**Exercise goal:** Some lines in the listing below may include the string "true". How many are there? Give only the number.

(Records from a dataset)
— Begin —
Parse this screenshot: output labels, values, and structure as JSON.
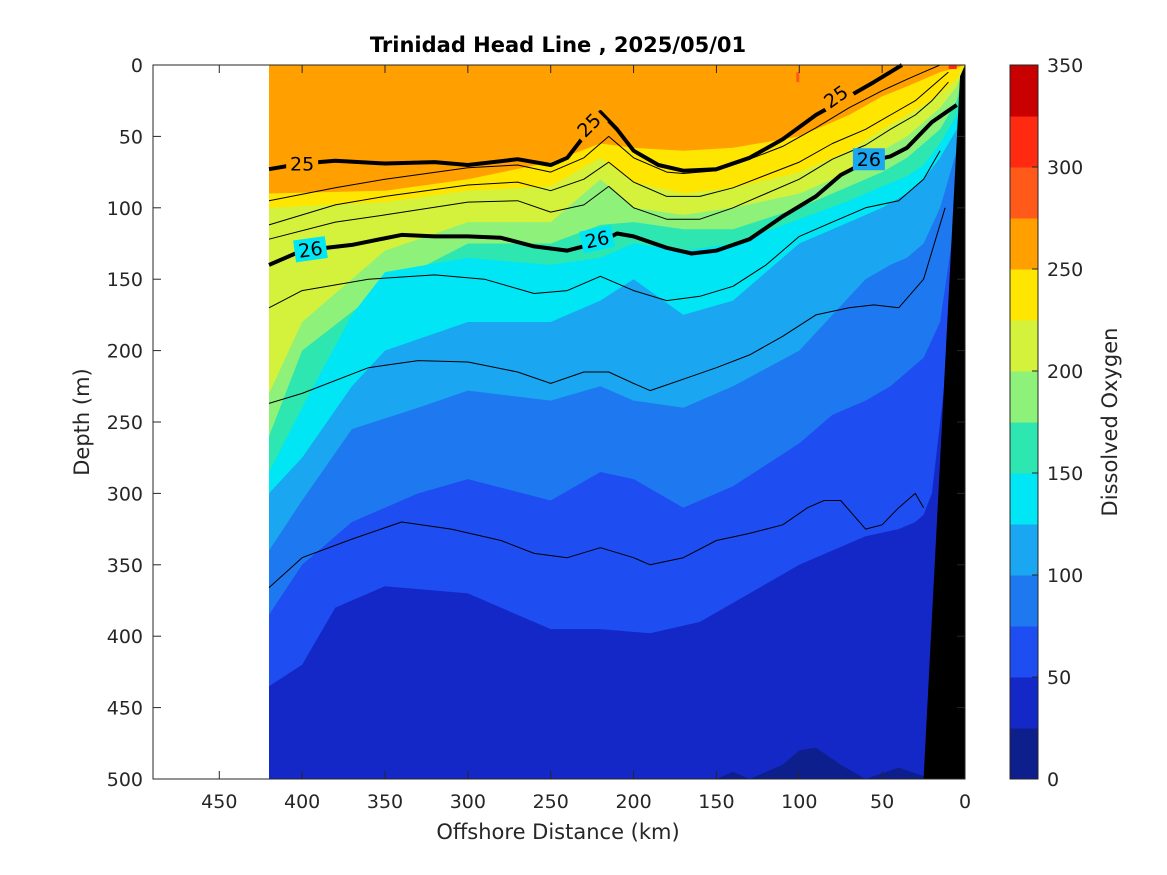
{
  "chart_data": {
    "type": "filled-contour section",
    "title": "Trinidad Head Line , 2025/05/01",
    "xlabel": "Offshore Distance (km)",
    "ylabel": "Depth (m)",
    "colorbar_label": "Dissolved Oxygen",
    "x_reversed": true,
    "xlim": [
      0,
      490
    ],
    "ylim": [
      0,
      500
    ],
    "y_reversed": true,
    "x_ticks": [
      450,
      400,
      350,
      300,
      250,
      200,
      150,
      100,
      50,
      0
    ],
    "y_ticks": [
      0,
      50,
      100,
      150,
      200,
      250,
      300,
      350,
      400,
      450,
      500
    ],
    "data_extent_km": [
      0,
      420
    ],
    "colorbar": {
      "ticks": [
        0,
        50,
        100,
        150,
        200,
        250,
        300,
        350
      ],
      "levels": [
        0,
        25,
        50,
        75,
        100,
        125,
        150,
        175,
        200,
        225,
        250,
        275,
        300,
        325,
        350
      ],
      "colors": [
        "#0c1f8c",
        "#1428c8",
        "#1e4df2",
        "#1e78f0",
        "#1aa6f0",
        "#00e6f5",
        "#2ee6b0",
        "#8ef27a",
        "#d4f23c",
        "#ffe600",
        "#ff9f00",
        "#ff5a1a",
        "#ff2a10",
        "#c80000"
      ]
    },
    "oxygen_boundaries": [
      {
        "level": 250,
        "x": [
          420,
          350,
          300,
          250,
          220,
          200,
          170,
          140,
          100,
          70,
          50,
          35,
          25,
          15,
          5,
          0
        ],
        "depth": [
          90,
          88,
          80,
          68,
          55,
          58,
          60,
          58,
          50,
          35,
          22,
          15,
          10,
          5,
          2,
          0
        ]
      },
      {
        "level": 225,
        "x": [
          420,
          350,
          300,
          250,
          220,
          200,
          170,
          140,
          100,
          70,
          50,
          35,
          25,
          15,
          5,
          0
        ],
        "depth": [
          100,
          96,
          88,
          85,
          65,
          82,
          90,
          86,
          75,
          60,
          45,
          35,
          28,
          20,
          10,
          0
        ]
      },
      {
        "level": 200,
        "x": [
          420,
          400,
          350,
          300,
          250,
          220,
          200,
          170,
          140,
          100,
          70,
          50,
          35,
          25,
          15,
          5,
          0
        ],
        "depth": [
          230,
          180,
          130,
          110,
          110,
          80,
          100,
          105,
          100,
          90,
          75,
          60,
          50,
          40,
          30,
          15,
          0
        ]
      },
      {
        "level": 175,
        "x": [
          420,
          400,
          350,
          300,
          250,
          220,
          200,
          170,
          140,
          100,
          70,
          50,
          35,
          25,
          15,
          5,
          0
        ],
        "depth": [
          260,
          200,
          155,
          125,
          125,
          112,
          110,
          115,
          115,
          100,
          85,
          75,
          65,
          55,
          45,
          25,
          0
        ]
      },
      {
        "level": 150,
        "x": [
          420,
          400,
          370,
          350,
          300,
          250,
          220,
          200,
          170,
          140,
          100,
          70,
          50,
          35,
          25,
          15,
          5,
          0
        ],
        "depth": [
          285,
          240,
          175,
          145,
          135,
          140,
          135,
          125,
          130,
          125,
          108,
          95,
          85,
          78,
          70,
          55,
          35,
          0
        ]
      },
      {
        "level": 125,
        "x": [
          420,
          400,
          370,
          350,
          300,
          250,
          220,
          200,
          170,
          140,
          100,
          70,
          50,
          35,
          25,
          15,
          5,
          0
        ],
        "depth": [
          300,
          275,
          225,
          200,
          180,
          180,
          165,
          150,
          175,
          165,
          125,
          110,
          100,
          90,
          80,
          65,
          45,
          0
        ]
      },
      {
        "level": 100,
        "x": [
          420,
          400,
          370,
          330,
          300,
          250,
          220,
          200,
          170,
          140,
          100,
          80,
          60,
          45,
          35,
          25,
          15,
          5,
          0
        ],
        "depth": [
          340,
          305,
          255,
          240,
          228,
          235,
          225,
          235,
          240,
          225,
          200,
          175,
          150,
          140,
          135,
          125,
          100,
          60,
          0
        ]
      },
      {
        "level": 75,
        "x": [
          420,
          400,
          370,
          330,
          300,
          250,
          220,
          200,
          170,
          140,
          100,
          80,
          60,
          45,
          35,
          25,
          15,
          5,
          0
        ],
        "depth": [
          385,
          350,
          320,
          300,
          290,
          305,
          285,
          290,
          310,
          295,
          265,
          245,
          235,
          225,
          215,
          205,
          180,
          100,
          0
        ]
      },
      {
        "level": 50,
        "x": [
          420,
          400,
          380,
          350,
          300,
          250,
          220,
          190,
          160,
          130,
          100,
          80,
          60,
          40,
          30,
          25,
          20,
          10,
          0
        ],
        "depth": [
          435,
          420,
          380,
          365,
          370,
          395,
          395,
          398,
          390,
          370,
          350,
          340,
          330,
          325,
          320,
          315,
          300,
          200,
          0
        ]
      },
      {
        "level": 25,
        "x": [
          150,
          140,
          130,
          110,
          100,
          90,
          75,
          60,
          40,
          25,
          20,
          0
        ],
        "depth": [
          500,
          495,
          500,
          490,
          480,
          478,
          490,
          500,
          492,
          498,
          500,
          500
        ]
      }
    ],
    "density_contours": [
      {
        "label": "25",
        "bold": true,
        "x": [
          420,
          400,
          380,
          350,
          320,
          300,
          270,
          250,
          240,
          230,
          225,
          220,
          210,
          200,
          185,
          170,
          150,
          130,
          110,
          90,
          70,
          55,
          45,
          38
        ],
        "depth": [
          73,
          69,
          67,
          69,
          68,
          70,
          66,
          70,
          65,
          50,
          40,
          33,
          45,
          60,
          70,
          74,
          73,
          65,
          52,
          35,
          22,
          12,
          5,
          0
        ]
      },
      {
        "label": "26",
        "bold": true,
        "x": [
          420,
          400,
          370,
          340,
          320,
          300,
          280,
          260,
          240,
          220,
          210,
          200,
          180,
          165,
          150,
          130,
          110,
          90,
          75,
          60,
          45,
          35,
          20,
          10,
          5
        ],
        "depth": [
          140,
          130,
          126,
          119,
          120,
          120,
          121,
          127,
          130,
          124,
          118,
          120,
          128,
          132,
          130,
          122,
          106,
          92,
          77,
          68,
          64,
          58,
          40,
          32,
          28
        ]
      },
      {
        "label": "",
        "bold": false,
        "x": [
          420,
          380,
          350,
          300,
          270,
          250,
          230,
          215,
          200,
          180,
          170,
          150,
          130,
          110,
          90,
          70,
          50,
          35,
          25,
          15
        ],
        "depth": [
          95,
          86,
          80,
          72,
          70,
          75,
          65,
          50,
          65,
          75,
          76,
          74,
          66,
          57,
          44,
          30,
          18,
          10,
          5,
          0
        ]
      },
      {
        "label": "",
        "bold": false,
        "x": [
          420,
          380,
          350,
          300,
          270,
          250,
          230,
          215,
          200,
          180,
          160,
          140,
          120,
          100,
          80,
          60,
          45,
          30,
          20,
          10
        ],
        "depth": [
          112,
          98,
          92,
          84,
          82,
          88,
          80,
          68,
          82,
          92,
          92,
          86,
          77,
          68,
          55,
          45,
          35,
          25,
          15,
          5
        ]
      },
      {
        "label": "",
        "bold": false,
        "x": [
          420,
          380,
          350,
          300,
          270,
          250,
          230,
          215,
          200,
          180,
          160,
          140,
          120,
          100,
          80,
          60,
          45,
          30,
          20,
          10
        ],
        "depth": [
          122,
          110,
          105,
          96,
          95,
          103,
          98,
          85,
          100,
          108,
          108,
          100,
          90,
          80,
          66,
          56,
          45,
          35,
          25,
          12
        ]
      },
      {
        "label": "",
        "bold": false,
        "x": [
          420,
          400,
          360,
          320,
          290,
          260,
          240,
          220,
          200,
          180,
          160,
          140,
          120,
          100,
          80,
          60,
          40,
          25,
          15
        ],
        "depth": [
          170,
          158,
          150,
          147,
          150,
          160,
          158,
          148,
          158,
          165,
          162,
          155,
          140,
          120,
          110,
          100,
          95,
          80,
          60
        ]
      },
      {
        "label": "",
        "bold": false,
        "x": [
          420,
          400,
          360,
          330,
          300,
          270,
          250,
          230,
          215,
          200,
          190,
          170,
          150,
          130,
          110,
          90,
          70,
          55,
          40,
          25,
          12
        ],
        "depth": [
          237,
          230,
          212,
          207,
          208,
          215,
          223,
          215,
          215,
          223,
          228,
          220,
          212,
          203,
          190,
          175,
          170,
          168,
          170,
          150,
          100
        ]
      },
      {
        "label": "",
        "bold": false,
        "x": [
          420,
          400,
          370,
          340,
          310,
          280,
          260,
          240,
          220,
          200,
          190,
          170,
          150,
          130,
          110,
          95,
          85,
          75,
          60,
          50,
          40,
          30,
          25
        ],
        "depth": [
          366,
          345,
          332,
          320,
          325,
          333,
          342,
          345,
          338,
          345,
          350,
          345,
          333,
          328,
          322,
          310,
          305,
          305,
          325,
          322,
          310,
          300,
          310
        ]
      }
    ],
    "bathymetry": {
      "x": [
        0,
        25,
        20,
        10,
        5,
        0
      ],
      "depth": [
        0,
        500,
        500,
        500,
        500,
        500
      ],
      "color": "#000000"
    }
  }
}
— End —
**Exercise answer:** 4